▸ **Your goal**: Every line from the line containing "Convert this document image to plain text." through the final line below is to be repeated exactly; no other line is.

▸ **Dataset records**:
● ● ● ●
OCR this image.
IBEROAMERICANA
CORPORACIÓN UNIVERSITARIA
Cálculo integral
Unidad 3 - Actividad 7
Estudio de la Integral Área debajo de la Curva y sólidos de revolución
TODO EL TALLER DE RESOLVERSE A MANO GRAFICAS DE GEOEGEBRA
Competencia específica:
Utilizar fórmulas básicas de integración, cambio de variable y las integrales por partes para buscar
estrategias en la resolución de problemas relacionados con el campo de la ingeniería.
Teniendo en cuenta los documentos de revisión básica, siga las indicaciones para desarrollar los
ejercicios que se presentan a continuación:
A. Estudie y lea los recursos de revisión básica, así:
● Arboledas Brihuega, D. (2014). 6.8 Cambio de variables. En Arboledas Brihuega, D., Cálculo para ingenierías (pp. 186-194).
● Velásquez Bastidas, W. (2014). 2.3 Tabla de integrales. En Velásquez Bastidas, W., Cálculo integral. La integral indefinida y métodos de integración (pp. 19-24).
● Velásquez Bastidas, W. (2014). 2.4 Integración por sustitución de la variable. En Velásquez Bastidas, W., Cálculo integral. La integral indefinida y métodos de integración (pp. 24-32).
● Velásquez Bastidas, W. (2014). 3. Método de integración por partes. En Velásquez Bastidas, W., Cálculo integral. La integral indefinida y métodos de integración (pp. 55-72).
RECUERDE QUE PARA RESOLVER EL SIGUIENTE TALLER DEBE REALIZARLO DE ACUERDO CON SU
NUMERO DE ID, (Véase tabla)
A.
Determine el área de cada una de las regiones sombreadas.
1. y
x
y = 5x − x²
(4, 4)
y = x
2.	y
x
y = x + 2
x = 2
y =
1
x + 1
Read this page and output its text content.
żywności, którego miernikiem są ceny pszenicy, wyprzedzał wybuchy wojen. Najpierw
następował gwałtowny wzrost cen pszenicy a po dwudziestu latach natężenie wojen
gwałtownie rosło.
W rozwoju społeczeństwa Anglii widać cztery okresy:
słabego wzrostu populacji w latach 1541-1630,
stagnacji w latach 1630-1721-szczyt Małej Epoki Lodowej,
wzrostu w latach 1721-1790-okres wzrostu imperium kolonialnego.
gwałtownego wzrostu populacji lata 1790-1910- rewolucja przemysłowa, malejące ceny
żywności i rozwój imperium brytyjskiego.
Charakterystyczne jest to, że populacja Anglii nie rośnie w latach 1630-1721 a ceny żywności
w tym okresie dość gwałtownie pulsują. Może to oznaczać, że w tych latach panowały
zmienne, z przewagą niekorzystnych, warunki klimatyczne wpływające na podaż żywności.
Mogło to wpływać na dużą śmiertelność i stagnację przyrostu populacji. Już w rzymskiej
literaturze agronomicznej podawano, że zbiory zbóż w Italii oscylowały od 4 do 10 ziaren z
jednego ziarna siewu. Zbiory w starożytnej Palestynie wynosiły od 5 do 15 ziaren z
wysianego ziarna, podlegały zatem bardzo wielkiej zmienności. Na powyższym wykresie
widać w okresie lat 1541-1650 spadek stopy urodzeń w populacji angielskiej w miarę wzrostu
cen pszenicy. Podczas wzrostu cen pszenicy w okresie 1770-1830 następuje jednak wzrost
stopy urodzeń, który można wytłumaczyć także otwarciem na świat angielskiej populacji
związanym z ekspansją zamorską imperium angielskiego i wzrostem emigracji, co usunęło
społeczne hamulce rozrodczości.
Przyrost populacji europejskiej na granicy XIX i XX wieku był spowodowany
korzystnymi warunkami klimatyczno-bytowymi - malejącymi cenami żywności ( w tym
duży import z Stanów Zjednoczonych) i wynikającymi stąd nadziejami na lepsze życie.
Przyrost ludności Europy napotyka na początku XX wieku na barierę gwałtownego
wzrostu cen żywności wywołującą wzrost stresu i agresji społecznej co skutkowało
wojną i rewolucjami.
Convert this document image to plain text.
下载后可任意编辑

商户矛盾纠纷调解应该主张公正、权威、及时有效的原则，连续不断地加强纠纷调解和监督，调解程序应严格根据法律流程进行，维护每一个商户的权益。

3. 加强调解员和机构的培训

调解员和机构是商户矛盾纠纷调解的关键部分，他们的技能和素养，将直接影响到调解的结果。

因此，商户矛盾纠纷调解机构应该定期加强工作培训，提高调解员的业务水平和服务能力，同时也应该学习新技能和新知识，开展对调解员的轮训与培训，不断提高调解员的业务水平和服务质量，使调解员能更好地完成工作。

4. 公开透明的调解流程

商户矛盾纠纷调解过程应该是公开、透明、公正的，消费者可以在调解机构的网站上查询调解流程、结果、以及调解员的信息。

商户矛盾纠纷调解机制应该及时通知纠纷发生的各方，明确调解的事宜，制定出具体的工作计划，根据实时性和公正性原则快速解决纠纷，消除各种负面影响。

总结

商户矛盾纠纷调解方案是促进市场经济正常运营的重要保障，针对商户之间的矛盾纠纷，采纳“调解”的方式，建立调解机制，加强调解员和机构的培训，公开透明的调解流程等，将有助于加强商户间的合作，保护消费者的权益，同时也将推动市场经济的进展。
● ● ● ●
▸ **Exercise response**:
Convert this document image to plain text.
下载后可任意编辑

商户矛盾纠纷调解应该主张公正、权威、及时有效的原则，连续不断地加强纠纷调解和监督，调解程序应严格根据法律流程进行，维护每一个商户的权益。

3. 加强调解员和机构的培训

调解员和机构是商户矛盾纠纷调解的关键部分，他们的技能和素养，将直接影响到调解的结果。

因此，商户矛盾纠纷调解机构应该定期加强工作培训，提高调解员的业务水平和服务能力，同时也应该学习新技能和新知识，开展对调解员的轮训与培训，不断提高调解员的业务水平和服务质量，使调解员能更好地完成工作。

4. 公开透明的调解流程

商户矛盾纠纷调解过程应该是公开、透明、公正的，消费者可以在调解机构的网站上查询调解流程、结果、以及调解员的信息。

商户矛盾纠纷调解机制应该及时通知纠纷发生的各方，明确调解的事宜，制定出具体的工作计划，根据实时性和公正性原则快速解决纠纷，消除各种负面影响。

总结

商户矛盾纠纷调解方案是促进市场经济正常运营的重要保障，针对商户之间的矛盾纠纷，采纳“调解”的方式，建立调解机制，加强调解员和机构的培训，公开透明的调解流程等，将有助于加强商户间的合作，保护消费者的权益，同时也将推动市场经济的进展。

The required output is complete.